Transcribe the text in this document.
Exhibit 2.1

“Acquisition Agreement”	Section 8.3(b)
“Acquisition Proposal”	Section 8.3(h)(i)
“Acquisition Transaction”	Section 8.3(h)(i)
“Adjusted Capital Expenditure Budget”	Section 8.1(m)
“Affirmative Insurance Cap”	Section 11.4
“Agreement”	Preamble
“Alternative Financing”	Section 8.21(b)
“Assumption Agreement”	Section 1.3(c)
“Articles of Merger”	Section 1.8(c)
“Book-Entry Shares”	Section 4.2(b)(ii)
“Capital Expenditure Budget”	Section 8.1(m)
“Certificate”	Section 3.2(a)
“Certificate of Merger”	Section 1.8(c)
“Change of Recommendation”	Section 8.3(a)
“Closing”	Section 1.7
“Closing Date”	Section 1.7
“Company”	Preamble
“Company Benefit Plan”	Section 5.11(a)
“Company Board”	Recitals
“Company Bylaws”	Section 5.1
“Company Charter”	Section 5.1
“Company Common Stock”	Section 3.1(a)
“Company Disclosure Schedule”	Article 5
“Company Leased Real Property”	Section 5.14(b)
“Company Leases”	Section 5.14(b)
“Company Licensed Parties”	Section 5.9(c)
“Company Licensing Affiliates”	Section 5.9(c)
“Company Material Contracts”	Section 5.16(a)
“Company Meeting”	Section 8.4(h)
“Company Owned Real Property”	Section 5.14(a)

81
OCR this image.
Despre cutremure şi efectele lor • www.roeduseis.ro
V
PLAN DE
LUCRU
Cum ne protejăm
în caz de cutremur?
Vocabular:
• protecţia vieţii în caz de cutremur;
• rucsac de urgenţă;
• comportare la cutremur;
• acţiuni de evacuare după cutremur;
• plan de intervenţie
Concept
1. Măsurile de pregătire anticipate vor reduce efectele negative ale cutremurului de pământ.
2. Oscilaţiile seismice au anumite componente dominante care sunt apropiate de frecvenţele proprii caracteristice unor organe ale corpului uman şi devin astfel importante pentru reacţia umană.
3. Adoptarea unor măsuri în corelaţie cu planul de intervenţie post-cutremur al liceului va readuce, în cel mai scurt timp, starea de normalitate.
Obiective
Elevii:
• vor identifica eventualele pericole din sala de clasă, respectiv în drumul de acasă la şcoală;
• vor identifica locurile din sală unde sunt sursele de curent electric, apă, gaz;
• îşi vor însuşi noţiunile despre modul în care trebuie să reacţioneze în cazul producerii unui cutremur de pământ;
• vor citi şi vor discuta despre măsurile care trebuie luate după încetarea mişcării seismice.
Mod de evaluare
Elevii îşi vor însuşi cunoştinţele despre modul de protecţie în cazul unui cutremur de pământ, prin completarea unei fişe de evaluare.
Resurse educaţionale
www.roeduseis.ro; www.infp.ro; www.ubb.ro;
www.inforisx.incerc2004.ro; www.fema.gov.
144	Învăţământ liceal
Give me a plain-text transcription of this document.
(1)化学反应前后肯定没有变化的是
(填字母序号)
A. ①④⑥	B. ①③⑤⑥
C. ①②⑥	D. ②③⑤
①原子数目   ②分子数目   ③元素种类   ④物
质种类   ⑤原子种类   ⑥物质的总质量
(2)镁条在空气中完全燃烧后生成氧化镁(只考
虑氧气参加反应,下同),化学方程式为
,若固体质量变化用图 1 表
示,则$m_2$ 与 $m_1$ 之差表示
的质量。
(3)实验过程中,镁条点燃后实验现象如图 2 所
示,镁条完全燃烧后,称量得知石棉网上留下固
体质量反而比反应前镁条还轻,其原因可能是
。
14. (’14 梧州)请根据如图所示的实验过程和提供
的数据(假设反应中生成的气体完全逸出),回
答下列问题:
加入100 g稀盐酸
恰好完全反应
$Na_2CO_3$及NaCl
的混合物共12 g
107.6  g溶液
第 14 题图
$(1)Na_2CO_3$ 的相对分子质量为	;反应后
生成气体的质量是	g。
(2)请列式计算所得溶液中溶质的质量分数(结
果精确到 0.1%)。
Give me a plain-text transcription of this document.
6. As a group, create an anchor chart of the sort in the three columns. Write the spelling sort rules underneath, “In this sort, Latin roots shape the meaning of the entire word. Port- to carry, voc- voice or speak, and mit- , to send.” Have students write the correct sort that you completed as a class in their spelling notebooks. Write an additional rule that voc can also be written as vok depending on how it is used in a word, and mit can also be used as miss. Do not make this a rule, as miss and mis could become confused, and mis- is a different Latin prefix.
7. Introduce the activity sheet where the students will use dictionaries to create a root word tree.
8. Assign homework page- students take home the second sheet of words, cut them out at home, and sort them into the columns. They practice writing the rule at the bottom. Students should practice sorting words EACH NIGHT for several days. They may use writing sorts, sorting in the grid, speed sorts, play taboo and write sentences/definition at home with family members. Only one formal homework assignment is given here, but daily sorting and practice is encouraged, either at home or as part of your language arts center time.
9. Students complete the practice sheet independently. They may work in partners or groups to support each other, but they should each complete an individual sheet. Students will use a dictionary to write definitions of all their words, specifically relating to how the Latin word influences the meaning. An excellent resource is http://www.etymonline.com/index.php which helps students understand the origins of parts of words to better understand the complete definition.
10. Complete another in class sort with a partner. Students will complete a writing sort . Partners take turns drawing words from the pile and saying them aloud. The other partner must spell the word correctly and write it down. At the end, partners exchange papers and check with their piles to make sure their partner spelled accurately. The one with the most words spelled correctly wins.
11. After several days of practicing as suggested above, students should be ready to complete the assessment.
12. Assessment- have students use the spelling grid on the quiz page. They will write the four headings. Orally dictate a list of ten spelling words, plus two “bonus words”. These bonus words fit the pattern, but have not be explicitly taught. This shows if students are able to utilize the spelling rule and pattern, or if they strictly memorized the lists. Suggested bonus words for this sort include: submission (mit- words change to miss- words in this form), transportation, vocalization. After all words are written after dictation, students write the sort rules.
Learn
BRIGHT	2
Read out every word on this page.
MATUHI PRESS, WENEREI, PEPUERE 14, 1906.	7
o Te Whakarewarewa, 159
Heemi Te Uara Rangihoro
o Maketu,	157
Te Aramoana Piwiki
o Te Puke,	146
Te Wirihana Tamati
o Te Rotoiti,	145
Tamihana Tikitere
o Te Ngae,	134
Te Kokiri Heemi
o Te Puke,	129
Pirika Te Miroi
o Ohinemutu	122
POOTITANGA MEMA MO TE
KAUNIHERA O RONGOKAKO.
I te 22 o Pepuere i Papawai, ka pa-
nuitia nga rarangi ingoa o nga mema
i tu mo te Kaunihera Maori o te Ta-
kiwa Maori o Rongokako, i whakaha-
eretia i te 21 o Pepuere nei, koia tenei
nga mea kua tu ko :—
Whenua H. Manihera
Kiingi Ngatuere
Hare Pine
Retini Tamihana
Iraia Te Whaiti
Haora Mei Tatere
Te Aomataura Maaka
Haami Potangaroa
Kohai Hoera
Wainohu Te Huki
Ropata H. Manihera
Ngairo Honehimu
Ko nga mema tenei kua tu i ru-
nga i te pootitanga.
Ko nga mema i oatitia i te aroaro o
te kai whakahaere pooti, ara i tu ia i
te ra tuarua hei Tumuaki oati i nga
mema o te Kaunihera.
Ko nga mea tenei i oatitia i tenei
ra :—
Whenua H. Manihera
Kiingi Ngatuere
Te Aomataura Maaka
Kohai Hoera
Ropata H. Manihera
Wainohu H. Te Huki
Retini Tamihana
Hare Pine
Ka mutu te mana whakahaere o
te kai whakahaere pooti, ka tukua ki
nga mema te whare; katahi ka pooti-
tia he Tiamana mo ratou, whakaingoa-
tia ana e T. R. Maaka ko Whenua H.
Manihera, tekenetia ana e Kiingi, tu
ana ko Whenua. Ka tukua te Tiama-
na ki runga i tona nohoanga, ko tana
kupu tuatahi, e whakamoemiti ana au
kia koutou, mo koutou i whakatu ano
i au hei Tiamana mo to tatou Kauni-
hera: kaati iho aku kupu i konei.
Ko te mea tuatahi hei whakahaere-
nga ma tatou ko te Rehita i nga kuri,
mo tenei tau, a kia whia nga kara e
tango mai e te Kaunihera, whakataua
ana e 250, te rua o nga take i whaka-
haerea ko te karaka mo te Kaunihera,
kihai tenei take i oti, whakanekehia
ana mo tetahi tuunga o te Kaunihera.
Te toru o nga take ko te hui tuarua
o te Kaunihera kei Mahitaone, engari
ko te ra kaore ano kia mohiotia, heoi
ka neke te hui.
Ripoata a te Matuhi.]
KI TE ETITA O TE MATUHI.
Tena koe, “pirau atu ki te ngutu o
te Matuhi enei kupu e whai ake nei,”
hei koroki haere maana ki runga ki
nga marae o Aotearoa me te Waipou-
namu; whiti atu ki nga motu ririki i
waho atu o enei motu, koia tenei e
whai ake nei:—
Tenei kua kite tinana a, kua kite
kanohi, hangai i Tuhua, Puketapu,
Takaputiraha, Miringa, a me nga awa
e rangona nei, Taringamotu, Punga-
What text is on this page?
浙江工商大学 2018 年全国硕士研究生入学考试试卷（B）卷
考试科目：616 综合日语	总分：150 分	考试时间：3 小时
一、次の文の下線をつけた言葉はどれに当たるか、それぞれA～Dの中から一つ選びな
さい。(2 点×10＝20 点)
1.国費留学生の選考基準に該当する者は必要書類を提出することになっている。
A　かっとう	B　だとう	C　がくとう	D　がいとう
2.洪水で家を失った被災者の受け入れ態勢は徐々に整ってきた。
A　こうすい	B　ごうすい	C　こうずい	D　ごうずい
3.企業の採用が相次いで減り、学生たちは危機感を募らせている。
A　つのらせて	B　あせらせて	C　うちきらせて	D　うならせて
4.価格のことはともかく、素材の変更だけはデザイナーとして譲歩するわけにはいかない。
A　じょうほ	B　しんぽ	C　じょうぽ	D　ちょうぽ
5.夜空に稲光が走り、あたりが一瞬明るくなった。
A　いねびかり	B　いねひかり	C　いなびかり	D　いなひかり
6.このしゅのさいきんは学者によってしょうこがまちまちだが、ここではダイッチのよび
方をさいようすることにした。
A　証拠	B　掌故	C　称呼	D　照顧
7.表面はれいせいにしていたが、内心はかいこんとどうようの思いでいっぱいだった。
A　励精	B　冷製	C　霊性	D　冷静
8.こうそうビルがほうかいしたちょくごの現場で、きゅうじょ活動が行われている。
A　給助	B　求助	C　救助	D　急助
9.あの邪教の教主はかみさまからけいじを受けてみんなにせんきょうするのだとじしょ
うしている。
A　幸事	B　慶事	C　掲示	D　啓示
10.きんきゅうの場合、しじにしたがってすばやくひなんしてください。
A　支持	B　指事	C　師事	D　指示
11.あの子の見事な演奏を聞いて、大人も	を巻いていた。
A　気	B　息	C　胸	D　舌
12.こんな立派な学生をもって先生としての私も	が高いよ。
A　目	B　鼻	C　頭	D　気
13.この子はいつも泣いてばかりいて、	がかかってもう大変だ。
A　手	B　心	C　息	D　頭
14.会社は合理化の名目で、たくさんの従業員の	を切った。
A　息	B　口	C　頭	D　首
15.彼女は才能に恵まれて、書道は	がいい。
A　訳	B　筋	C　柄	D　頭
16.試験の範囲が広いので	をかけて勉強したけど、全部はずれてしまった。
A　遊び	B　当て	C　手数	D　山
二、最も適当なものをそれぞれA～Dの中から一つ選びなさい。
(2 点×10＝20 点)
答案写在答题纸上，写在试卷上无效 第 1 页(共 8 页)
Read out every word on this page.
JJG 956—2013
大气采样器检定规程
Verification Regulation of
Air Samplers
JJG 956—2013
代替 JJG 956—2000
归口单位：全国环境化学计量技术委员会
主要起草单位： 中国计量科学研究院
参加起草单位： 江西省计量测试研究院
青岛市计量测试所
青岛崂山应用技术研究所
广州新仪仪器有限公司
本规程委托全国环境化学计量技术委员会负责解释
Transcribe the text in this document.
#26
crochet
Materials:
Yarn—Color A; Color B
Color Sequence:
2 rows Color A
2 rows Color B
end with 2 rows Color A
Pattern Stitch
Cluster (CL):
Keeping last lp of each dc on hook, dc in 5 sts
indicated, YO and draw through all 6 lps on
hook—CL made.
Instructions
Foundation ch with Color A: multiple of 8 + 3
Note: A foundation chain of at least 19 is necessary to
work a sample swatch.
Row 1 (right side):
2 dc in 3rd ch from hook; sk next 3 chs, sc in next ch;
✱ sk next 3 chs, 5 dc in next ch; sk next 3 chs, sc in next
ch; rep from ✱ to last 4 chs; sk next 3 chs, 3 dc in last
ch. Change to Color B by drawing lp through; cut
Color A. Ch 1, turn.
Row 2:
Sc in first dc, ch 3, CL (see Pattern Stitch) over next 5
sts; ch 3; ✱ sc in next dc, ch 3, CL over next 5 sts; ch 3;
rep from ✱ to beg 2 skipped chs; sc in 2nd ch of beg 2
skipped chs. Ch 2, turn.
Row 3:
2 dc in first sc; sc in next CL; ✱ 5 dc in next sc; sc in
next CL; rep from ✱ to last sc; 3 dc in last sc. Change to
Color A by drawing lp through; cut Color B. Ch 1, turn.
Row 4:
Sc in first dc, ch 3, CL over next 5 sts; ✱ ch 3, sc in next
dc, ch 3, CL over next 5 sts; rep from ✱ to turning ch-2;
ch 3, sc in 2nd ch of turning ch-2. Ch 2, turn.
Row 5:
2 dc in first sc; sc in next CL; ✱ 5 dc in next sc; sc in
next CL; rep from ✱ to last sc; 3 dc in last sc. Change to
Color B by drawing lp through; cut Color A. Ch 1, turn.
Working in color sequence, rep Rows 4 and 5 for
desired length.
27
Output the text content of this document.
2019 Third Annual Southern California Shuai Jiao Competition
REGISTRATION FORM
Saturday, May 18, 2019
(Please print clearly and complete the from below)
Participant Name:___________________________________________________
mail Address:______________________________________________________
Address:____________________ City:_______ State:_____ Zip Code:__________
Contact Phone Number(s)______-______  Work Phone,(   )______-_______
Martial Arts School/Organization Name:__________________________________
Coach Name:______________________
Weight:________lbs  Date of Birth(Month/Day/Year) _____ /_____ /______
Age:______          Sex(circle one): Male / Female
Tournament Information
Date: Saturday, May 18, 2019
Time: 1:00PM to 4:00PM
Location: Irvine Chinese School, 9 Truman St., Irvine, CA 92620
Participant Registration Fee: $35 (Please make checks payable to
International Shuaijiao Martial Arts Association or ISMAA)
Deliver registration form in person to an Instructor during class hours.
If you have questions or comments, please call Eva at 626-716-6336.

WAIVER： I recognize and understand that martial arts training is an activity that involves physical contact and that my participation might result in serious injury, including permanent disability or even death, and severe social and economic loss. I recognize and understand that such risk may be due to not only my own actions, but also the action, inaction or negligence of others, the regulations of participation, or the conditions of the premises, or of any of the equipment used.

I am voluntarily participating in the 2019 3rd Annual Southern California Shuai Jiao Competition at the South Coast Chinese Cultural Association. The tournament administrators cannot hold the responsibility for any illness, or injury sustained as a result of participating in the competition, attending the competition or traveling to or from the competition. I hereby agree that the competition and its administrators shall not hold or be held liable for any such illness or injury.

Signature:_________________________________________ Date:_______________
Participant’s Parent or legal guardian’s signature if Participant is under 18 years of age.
# # # #
■ Direction
Report back each line of the entries that holds the string "last".

■ Output
Keeping last lp of each dc on hook, dc in 5 sts
ch; rep from ✱ to last 4 chs; sk next 3 chs, 3 dc in last
next CL; rep from ✱ to last sc; 3 dc in last sc. Change to
next CL; rep from ✱ to last sc; 3 dc in last sc. Change to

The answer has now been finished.